▸ **Work instructions**
List all the lines in these records that hold "Субсидии".

[Begin Input records]

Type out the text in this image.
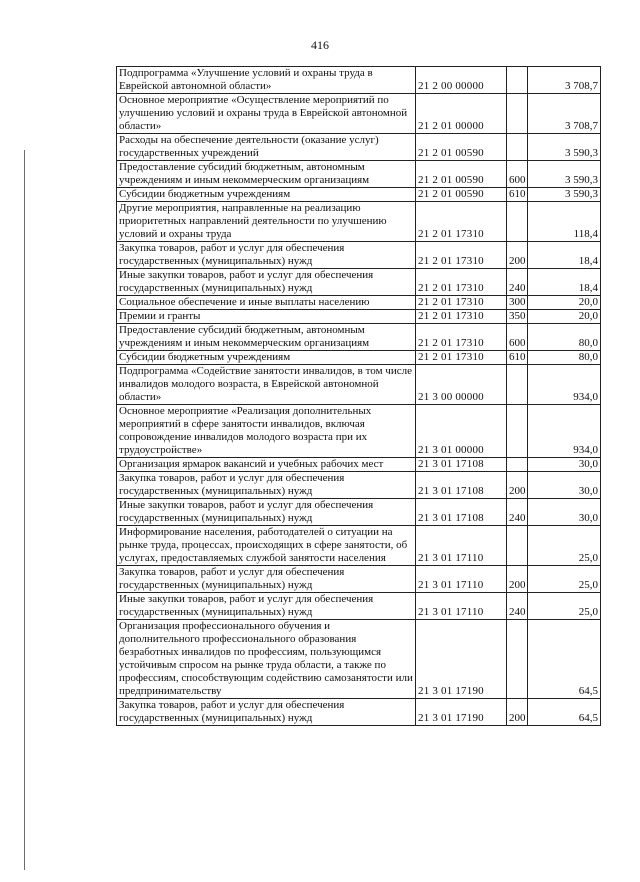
416
Подпрограмма «Улучшение условий и охраны труда в Еврейской автономной области»	21 2 00 00000		3 708,7
Основное мероприятие «Осуществление мероприятий по улучшению условий и охраны труда в Еврейской автономной области»	21 2 01 00000		3 708,7
Расходы на обеспечение деятельности (оказание услуг) государственных учреждений	21 2 01 00590		3 590,3
Предоставление субсидий бюджетным, автономным учреждениям и иным некоммерческим организациям	21 2 01 00590	600	3 590,3
Субсидии бюджетным учреждениям	21 2 01 00590	610	3 590,3
Другие мероприятия, направленные на реализацию приоритетных направлений деятельности по улучшению условий и охраны труда	21 2 01 17310		118,4
Закупка товаров, работ и услуг для обеспечения государственных (муниципальных) нужд	21 2 01 17310	200	18,4
Иные закупки товаров, работ и услуг для обеспечения государственных (муниципальных) нужд	21 2 01 17310	240	18,4
Социальное обеспечение и иные выплаты населению	21 2 01 17310	300	20,0
Премии и гранты	21 2 01 17310	350	20,0
Предоставление субсидий бюджетным, автономным учреждениям и иным некоммерческим организациям	21 2 01 17310	600	80,0
Субсидии бюджетным учреждениям	21 2 01 17310	610	80,0
Подпрограмма «Содействие занятости инвалидов, в том числе инвалидов молодого возраста, в Еврейской автономной области»	21 3 00 00000		934,0
Основное мероприятие «Реализация дополнительных мероприятий в сфере занятости инвалидов, включая сопровождение инвалидов молодого возраста при их трудоустройстве»	21 3 01 00000		934,0
Организация ярмарок вакансий и учебных рабочих мест	21 3 01 17108		30,0
Закупка товаров, работ и услуг для обеспечения государственных (муниципальных) нужд	21 3 01 17108	200	30,0
Иные закупки товаров, работ и услуг для обеспечения государственных (муниципальных) нужд	21 3 01 17108	240	30,0
Информирование населения, работодателей о ситуации на рынке труда, процессах, происходящих в сфере занятости, об услугах, предоставляемых службой занятости населения	21 3 01 17110		25,0
Закупка товаров, работ и услуг для обеспечения государственных (муниципальных) нужд	21 3 01 17110	200	25,0
Иные закупки товаров, работ и услуг для обеспечения государственных (муниципальных) нужд	21 3 01 17110	240	25,0
Организация профессионального обучения и дополнительного профессионального образования безработных инвалидов по профессиям, пользующимся устойчивым спросом на рынке труда области, а также по профессиям, способствующим содействию самозанятости или предпринимательству	21 3 01 17190		64,5
Закупка товаров, работ и услуг для обеспечения государственных (муниципальных) нужд	21 3 01 17190	200	64,5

[End Input records]

▸ **Exercise answer**
Субсидии бюджетным учреждениям	21 2 01 00590	610	3 590,3
Субсидии бюджетным учреждениям	21 2 01 17310	610	80,0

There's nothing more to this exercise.